#### SET TASK:
Select from the data all lines with the word "icon".

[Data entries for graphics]
--- start ---

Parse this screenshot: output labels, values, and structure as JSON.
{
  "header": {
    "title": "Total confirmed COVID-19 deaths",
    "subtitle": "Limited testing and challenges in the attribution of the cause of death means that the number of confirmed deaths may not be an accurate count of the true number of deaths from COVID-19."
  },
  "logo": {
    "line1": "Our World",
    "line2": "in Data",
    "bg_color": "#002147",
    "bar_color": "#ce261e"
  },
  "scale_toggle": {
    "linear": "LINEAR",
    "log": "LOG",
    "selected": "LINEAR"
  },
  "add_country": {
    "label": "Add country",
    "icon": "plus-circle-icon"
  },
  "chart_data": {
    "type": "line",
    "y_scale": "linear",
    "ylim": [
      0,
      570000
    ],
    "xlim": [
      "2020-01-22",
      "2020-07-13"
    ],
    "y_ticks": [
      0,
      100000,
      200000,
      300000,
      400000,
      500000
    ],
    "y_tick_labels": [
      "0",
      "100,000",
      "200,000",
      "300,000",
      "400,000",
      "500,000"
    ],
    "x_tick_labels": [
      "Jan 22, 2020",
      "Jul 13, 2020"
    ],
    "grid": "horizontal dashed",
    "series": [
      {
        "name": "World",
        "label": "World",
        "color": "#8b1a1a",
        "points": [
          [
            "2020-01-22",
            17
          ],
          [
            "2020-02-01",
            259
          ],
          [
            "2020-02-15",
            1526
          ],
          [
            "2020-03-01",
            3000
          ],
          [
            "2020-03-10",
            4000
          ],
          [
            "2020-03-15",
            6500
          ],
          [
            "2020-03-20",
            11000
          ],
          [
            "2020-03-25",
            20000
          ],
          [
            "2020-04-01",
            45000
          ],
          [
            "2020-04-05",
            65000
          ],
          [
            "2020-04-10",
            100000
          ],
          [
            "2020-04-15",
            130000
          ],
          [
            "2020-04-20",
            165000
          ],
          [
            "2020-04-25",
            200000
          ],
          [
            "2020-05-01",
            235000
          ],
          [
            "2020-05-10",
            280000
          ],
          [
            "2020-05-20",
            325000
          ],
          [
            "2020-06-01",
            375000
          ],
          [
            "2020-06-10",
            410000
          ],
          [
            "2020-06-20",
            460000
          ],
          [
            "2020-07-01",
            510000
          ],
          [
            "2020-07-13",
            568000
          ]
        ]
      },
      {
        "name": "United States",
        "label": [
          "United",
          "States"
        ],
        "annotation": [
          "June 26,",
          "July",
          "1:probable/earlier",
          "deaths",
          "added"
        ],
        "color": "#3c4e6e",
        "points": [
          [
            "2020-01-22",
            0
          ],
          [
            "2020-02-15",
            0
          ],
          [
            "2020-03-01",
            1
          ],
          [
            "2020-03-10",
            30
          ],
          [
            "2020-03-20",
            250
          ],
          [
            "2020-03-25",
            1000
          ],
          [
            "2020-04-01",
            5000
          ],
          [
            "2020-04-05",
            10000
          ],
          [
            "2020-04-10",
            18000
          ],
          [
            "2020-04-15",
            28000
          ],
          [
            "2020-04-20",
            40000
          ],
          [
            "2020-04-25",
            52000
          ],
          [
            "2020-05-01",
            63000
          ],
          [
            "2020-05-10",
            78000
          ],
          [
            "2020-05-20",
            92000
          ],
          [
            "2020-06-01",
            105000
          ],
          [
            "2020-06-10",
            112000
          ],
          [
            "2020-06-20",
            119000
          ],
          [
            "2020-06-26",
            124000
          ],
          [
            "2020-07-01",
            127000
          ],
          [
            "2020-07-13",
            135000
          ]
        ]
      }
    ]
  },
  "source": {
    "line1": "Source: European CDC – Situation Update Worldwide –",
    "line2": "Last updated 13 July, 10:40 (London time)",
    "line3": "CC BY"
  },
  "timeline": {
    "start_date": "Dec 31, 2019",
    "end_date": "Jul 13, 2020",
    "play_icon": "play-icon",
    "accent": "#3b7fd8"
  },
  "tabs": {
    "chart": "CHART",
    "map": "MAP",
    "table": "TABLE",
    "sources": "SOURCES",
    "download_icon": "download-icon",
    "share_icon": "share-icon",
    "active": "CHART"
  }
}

--- end ---

#### WORKED SOLUTION:
    "icon": "plus-circle-icon"
    "play_icon": "play-icon",
    "download_icon": "download-icon",
    "share_icon": "share-icon",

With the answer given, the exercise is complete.